[START]

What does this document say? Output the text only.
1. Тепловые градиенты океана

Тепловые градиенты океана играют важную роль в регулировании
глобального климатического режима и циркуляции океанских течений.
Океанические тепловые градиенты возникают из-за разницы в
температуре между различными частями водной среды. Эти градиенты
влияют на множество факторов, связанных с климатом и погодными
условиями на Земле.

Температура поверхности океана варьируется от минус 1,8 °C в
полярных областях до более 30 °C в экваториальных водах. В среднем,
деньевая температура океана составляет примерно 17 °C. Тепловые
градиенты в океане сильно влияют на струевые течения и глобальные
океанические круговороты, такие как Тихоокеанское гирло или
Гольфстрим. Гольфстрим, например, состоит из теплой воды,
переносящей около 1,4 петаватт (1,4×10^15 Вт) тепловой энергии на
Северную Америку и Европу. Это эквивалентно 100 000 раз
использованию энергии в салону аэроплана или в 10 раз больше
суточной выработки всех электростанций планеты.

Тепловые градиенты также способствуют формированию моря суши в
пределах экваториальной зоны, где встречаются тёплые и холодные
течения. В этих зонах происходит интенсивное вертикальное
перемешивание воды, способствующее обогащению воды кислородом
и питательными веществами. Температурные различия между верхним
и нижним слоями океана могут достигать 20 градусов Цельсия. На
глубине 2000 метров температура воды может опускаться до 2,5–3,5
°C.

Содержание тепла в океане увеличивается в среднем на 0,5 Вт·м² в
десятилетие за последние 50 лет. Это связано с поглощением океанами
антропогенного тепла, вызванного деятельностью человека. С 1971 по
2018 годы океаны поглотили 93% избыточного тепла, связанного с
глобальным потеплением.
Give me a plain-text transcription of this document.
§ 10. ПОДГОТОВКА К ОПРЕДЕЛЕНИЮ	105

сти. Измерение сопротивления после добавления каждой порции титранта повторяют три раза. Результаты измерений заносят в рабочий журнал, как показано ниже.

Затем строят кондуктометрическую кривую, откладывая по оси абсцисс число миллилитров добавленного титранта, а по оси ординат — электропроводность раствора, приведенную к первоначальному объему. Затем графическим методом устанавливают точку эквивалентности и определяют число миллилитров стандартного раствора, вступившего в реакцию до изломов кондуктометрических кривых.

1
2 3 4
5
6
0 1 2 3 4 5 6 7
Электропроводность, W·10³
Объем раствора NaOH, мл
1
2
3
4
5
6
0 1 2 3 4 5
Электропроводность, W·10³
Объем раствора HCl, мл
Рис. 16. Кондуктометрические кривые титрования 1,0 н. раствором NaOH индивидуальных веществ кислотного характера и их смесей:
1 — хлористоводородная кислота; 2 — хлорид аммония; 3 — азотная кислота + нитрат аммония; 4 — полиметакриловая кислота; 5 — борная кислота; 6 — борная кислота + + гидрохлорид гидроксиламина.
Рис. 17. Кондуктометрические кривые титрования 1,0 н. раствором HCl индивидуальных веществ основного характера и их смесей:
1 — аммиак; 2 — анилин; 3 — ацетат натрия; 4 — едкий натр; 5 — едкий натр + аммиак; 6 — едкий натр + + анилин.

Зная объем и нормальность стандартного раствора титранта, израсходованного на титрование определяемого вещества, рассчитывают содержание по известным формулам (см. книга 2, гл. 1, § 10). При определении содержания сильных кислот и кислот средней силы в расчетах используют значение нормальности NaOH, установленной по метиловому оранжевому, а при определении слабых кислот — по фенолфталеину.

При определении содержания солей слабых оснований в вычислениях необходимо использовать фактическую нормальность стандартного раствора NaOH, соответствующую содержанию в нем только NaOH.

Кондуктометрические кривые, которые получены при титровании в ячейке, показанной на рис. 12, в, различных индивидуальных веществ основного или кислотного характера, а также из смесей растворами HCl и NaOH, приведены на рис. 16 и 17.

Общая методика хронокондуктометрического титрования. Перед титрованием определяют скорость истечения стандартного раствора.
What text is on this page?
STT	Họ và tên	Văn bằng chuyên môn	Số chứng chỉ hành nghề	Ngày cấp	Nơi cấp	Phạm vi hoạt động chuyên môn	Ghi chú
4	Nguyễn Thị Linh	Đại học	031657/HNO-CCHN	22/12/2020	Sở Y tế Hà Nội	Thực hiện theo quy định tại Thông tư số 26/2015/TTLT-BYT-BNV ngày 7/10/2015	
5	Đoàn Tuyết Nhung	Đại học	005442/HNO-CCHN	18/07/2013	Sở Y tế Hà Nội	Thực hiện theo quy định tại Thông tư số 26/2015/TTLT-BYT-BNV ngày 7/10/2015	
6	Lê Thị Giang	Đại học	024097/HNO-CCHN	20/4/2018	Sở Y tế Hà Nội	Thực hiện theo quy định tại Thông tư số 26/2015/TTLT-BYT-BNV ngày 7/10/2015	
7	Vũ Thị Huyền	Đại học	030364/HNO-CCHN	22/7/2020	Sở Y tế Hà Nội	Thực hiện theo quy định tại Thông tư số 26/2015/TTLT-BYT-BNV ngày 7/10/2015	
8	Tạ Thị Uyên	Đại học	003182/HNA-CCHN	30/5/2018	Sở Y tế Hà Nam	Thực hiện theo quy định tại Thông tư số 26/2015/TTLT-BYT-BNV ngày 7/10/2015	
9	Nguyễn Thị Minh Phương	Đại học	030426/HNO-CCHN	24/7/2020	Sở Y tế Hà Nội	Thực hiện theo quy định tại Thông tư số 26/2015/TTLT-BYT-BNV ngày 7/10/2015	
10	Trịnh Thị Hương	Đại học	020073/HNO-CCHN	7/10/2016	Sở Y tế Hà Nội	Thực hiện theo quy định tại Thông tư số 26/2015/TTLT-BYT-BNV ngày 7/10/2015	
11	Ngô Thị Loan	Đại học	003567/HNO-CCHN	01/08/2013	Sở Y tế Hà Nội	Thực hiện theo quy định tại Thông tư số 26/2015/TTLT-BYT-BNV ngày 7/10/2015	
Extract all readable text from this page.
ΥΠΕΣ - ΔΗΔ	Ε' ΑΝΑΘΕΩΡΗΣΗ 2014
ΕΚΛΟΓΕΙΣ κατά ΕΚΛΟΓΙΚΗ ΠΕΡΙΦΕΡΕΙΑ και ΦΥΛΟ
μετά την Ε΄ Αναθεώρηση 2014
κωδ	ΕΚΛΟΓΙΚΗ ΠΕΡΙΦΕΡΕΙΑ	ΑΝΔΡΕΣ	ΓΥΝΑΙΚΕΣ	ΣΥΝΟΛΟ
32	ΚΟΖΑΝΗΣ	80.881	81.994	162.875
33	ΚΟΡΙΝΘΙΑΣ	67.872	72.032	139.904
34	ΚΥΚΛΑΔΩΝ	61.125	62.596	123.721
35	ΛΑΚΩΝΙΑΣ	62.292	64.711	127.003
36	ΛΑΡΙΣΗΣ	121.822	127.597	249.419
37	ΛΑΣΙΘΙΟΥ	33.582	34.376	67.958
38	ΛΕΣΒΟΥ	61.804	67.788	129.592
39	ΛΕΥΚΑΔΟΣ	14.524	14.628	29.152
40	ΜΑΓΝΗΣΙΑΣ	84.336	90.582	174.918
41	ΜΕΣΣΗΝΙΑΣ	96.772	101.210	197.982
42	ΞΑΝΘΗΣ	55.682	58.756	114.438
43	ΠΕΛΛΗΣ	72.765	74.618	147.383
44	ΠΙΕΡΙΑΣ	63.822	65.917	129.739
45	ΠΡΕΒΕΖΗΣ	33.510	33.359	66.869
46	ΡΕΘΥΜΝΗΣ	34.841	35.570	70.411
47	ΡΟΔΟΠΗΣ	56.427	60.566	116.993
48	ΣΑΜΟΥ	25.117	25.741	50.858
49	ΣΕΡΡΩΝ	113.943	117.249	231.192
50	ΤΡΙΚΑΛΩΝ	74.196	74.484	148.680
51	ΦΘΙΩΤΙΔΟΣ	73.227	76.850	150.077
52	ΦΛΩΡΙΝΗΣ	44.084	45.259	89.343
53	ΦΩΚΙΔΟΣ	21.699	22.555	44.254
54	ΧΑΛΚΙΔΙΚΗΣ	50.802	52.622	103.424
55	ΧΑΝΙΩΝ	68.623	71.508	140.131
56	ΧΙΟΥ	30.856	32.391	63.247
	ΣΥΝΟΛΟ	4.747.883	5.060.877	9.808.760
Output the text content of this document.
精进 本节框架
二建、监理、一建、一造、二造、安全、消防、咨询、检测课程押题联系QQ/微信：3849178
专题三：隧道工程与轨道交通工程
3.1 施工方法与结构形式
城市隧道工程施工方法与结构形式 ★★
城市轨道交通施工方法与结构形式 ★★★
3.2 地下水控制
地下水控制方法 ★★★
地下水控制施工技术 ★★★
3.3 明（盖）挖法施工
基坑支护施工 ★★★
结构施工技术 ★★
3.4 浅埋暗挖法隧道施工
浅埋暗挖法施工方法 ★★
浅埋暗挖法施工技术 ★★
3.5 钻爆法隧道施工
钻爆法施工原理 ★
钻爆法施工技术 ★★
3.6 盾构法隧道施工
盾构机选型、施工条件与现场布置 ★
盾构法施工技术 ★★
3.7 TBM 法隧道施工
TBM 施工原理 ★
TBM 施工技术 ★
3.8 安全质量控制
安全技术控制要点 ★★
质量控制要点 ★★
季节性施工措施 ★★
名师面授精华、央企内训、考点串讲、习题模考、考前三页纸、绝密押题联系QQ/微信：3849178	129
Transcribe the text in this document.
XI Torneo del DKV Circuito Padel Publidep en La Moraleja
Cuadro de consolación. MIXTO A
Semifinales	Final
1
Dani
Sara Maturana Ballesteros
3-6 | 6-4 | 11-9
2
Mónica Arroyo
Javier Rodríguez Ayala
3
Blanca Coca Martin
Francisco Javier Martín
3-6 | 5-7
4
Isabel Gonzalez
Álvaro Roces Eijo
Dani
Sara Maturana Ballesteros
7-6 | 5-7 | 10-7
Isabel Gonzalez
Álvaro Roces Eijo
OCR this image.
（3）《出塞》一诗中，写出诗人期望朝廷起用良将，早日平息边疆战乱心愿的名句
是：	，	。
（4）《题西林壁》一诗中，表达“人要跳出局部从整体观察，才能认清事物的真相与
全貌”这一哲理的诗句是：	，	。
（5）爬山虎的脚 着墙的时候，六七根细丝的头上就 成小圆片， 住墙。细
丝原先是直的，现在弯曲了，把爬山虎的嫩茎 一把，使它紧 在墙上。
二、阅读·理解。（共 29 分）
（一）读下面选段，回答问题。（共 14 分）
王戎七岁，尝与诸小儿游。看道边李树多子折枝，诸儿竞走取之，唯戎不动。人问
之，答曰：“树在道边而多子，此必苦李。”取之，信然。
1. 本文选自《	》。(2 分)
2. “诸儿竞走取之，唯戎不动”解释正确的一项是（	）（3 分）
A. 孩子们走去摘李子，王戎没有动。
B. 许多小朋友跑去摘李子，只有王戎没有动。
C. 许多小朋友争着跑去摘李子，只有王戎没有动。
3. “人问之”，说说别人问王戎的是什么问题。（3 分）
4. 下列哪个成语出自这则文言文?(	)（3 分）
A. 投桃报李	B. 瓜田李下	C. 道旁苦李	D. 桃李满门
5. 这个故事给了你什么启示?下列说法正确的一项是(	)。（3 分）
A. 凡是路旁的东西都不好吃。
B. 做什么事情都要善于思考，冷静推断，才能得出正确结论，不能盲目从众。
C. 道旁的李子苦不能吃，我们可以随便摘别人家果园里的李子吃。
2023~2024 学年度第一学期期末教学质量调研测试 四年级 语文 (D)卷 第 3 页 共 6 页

[END]

**Set problem:** Reproduce each line of the material containing the word "энергии".

**Result for this exercise:**
переносящей около 1,4 петаватт (1,4×10^15 Вт) тепловой энергии на
использованию энергии в салону аэроплана или в 10 раз больше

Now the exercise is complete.